Saturday, January 5, 2013

Greetings to My Readers in Poland


            In the last few weeks, there has been a surge of interest in this blog from Poland.  For three weeks there have been more visits from Poland than from any other European country, and one week there were more visits from Poland than from all other European countries combined.
            It would be interesting to know just which articles are of interest in Poland, but the statistical information provided to me by Google tells me only the total number of visits to each article, and the total from each country.  To know who is visiting what--I can only guess.   My first guess is that my readers in Poland would like to have a view of the current world-wide economic debacle as seen from inside the U.S., where it all started.  But they are not such fools as to accept explanations from government officials, or from economists paid by business interests, or even from the academic community.  (In recent years, though colleges still pretend to be a free and independent voice,  most of them have become so dependent on grant money from business interests that academic economists now publish mostly whatever the business block would like to hear.   It is not that any dissenting professor would be fired--it is that since about 1970, anyone who would be likely to have a dissenting view would never have been hired in the first place. Except for labor organizations and a few newspapers,  there are few places in America to hire an economist today unless he is a robot who repeats the business block party line.  For example, the wealthiest 1% of Americans now control 5 times as much wealth as the bottom 80%, and yet many academic economists still repeat the business block line that taxes on the wealthy are too high. )   So while government economists are not allowed to tell you the truth, the business block economists are not even allowed to think it.  I spent 40 years as an electrician and during some of that time I was an elected union official and a labor union activist.  If you are from Poland, then you understand that such people are not easily silenced.

### The input
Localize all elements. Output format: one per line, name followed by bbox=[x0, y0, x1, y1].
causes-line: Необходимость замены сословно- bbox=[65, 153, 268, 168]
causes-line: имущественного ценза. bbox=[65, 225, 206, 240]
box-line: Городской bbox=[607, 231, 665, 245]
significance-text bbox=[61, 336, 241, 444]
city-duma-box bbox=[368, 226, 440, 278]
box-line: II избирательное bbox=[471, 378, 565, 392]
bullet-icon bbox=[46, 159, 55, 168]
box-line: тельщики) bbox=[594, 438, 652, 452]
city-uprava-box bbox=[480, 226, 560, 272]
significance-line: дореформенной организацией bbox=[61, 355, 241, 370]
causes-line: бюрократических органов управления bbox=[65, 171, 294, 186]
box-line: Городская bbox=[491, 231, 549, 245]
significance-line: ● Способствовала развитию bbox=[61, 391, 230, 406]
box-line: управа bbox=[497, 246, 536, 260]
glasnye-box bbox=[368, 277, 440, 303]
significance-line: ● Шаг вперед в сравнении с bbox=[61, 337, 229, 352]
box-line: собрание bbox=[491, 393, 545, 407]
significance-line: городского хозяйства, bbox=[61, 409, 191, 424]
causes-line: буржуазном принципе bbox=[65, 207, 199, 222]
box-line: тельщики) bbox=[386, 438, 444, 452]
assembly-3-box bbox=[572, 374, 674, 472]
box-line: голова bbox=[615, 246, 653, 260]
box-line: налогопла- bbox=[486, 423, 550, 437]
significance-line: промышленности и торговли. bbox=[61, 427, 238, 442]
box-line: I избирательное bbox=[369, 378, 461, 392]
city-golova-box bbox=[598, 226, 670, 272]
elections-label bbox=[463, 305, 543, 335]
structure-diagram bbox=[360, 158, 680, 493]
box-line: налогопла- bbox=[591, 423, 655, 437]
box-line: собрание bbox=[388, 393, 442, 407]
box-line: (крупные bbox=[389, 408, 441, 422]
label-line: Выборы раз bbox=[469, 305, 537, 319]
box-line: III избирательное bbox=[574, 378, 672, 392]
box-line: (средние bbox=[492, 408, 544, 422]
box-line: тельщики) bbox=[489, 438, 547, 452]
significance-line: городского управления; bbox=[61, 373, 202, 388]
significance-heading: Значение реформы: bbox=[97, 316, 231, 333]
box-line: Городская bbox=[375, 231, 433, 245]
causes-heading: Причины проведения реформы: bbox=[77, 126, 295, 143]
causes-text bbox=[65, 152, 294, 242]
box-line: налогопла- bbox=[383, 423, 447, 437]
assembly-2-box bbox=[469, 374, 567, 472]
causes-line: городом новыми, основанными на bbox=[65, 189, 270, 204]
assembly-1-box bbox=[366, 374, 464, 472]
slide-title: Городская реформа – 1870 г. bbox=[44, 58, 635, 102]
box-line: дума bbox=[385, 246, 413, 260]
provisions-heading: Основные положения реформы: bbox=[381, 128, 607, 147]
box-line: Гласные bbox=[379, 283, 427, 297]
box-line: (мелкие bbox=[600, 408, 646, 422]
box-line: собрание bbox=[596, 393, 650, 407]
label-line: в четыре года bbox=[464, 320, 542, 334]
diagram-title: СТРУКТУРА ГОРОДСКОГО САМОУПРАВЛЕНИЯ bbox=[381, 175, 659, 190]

### What is asked
(A) In the blog post greeting readers in Poland, how many years did the writer spend as an electrician?
(B) Please recast every line of the records, from the start of the records down to the line containing "box-line: Городская bbox=[491, 231, 549, 245]", as a JSON list of strings, one string per line.
The records have no connection to the text.

### Worked solutions
(A) 40 years.

(B)
[
  "Localize all elements. Output format: one per line, name followed by bbox=[x0, y0, x1, y1].",
  "causes-line: Необходимость замены сословно- bbox=[65, 153, 268, 168]",
  "causes-line: имущественного ценза. bbox=[65, 225, 206, 240]",
  "box-line: Городской bbox=[607, 231, 665, 245]",
  "significance-text bbox=[61, 336, 241, 444]",
  "city-duma-box bbox=[368, 226, 440, 278]",
  "box-line: II избирательное bbox=[471, 378, 565, 392]",
  "bullet-icon bbox=[46, 159, 55, 168]",
  "box-line: тельщики) bbox=[594, 438, 652, 452]",
  "city-uprava-box bbox=[480, 226, 560, 272]",
  "significance-line: дореформенной организацией bbox=[61, 355, 241, 370]",
  "causes-line: бюрократических органов управления bbox=[65, 171, 294, 186]",
  "box-line: Городская bbox=[491, 231, 549, 245]"
]